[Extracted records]

—————

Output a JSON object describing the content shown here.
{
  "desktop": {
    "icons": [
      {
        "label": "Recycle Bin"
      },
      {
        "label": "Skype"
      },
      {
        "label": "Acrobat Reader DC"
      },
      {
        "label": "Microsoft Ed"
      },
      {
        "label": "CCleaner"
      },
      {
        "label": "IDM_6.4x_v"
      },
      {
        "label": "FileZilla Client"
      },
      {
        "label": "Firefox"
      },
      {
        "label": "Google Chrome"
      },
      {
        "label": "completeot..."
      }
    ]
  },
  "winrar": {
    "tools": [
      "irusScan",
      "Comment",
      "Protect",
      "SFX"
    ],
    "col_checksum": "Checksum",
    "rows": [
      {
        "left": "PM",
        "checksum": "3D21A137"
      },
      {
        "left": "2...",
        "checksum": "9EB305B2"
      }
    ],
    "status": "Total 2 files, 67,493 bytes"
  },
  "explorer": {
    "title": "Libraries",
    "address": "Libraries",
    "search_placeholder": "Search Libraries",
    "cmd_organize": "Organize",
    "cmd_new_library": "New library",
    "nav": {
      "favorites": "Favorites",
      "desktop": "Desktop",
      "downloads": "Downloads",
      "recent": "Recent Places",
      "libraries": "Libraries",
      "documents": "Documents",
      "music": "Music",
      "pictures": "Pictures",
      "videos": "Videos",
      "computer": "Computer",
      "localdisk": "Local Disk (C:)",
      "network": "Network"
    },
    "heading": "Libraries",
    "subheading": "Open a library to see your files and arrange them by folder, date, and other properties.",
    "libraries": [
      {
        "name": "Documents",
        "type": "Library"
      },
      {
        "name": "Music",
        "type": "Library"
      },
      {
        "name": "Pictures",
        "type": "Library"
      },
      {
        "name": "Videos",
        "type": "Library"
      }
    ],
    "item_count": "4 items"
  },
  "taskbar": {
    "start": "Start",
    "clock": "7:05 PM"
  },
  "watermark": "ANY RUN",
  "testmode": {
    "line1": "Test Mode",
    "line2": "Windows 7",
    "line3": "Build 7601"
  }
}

—————

> **OBJECTIVE**
Print out every record again, exactly and in full.

> **FINISHED ANSWER**
Output a JSON object describing the content shown here.
{
  "desktop": {
    "icons": [
      {
        "label": "Recycle Bin"
      },
      {
        "label": "Skype"
      },
      {
        "label": "Acrobat Reader DC"
      },
      {
        "label": "Microsoft Ed"
      },
      {
        "label": "CCleaner"
      },
      {
        "label": "IDM_6.4x_v"
      },
      {
        "label": "FileZilla Client"
      },
      {
        "label": "Firefox"
      },
      {
        "label": "Google Chrome"
      },
      {
        "label": "completeot..."
      }
    ]
  },
  "winrar": {
    "tools": [
      "irusScan",
      "Comment",
      "Protect",
      "SFX"
    ],
    "col_checksum": "Checksum",
    "rows": [
      {
        "left": "PM",
        "checksum": "3D21A137"
      },
      {
        "left": "2...",
        "checksum": "9EB305B2"
      }
    ],
    "status": "Total 2 files, 67,493 bytes"
  },
  "explorer": {
    "title": "Libraries",
    "address": "Libraries",
    "search_placeholder": "Search Libraries",
    "cmd_organize": "Organize",
    "cmd_new_library": "New library",
    "nav": {
      "favorites": "Favorites",
      "desktop": "Desktop",
      "downloads": "Downloads",
      "recent": "Recent Places",
      "libraries": "Libraries",
      "documents": "Documents",
      "music": "Music",
      "pictures": "Pictures",
      "videos": "Videos",
      "computer": "Computer",
      "localdisk": "Local Disk (C:)",
      "network": "Network"
    },
    "heading": "Libraries",
    "subheading": "Open a library to see your files and arrange them by folder, date, and other properties.",
    "libraries": [
      {
        "name": "Documents",
        "type": "Library"
      },
      {
        "name": "Music",
        "type": "Library"
      },
      {
        "name": "Pictures",
        "type": "Library"
      },
      {
        "name": "Videos",
        "type": "Library"
      }
    ],
    "item_count": "4 items"
  },
  "taskbar": {
    "start": "Start",
    "clock": "7:05 PM"
  },
  "watermark": "ANY RUN",
  "testmode": {
    "line1": "Test Mode",
    "line2": "Windows 7",
    "line3": "Build 7601"
  }
}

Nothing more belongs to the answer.